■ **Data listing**
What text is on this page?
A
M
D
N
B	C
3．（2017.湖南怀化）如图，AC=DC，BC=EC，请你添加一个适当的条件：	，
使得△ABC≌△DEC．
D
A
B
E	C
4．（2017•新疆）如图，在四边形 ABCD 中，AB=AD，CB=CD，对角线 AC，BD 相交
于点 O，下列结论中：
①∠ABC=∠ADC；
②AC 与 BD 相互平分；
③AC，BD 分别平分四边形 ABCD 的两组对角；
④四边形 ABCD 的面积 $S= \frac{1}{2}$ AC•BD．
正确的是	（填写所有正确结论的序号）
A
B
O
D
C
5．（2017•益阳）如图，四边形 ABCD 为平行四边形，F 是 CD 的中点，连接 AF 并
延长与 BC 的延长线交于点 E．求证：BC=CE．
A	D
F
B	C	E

■ **The exercise**
Count the lines of these entries that hold the string "ABCD", and give only that number.

■ **Answer to this exercise**
4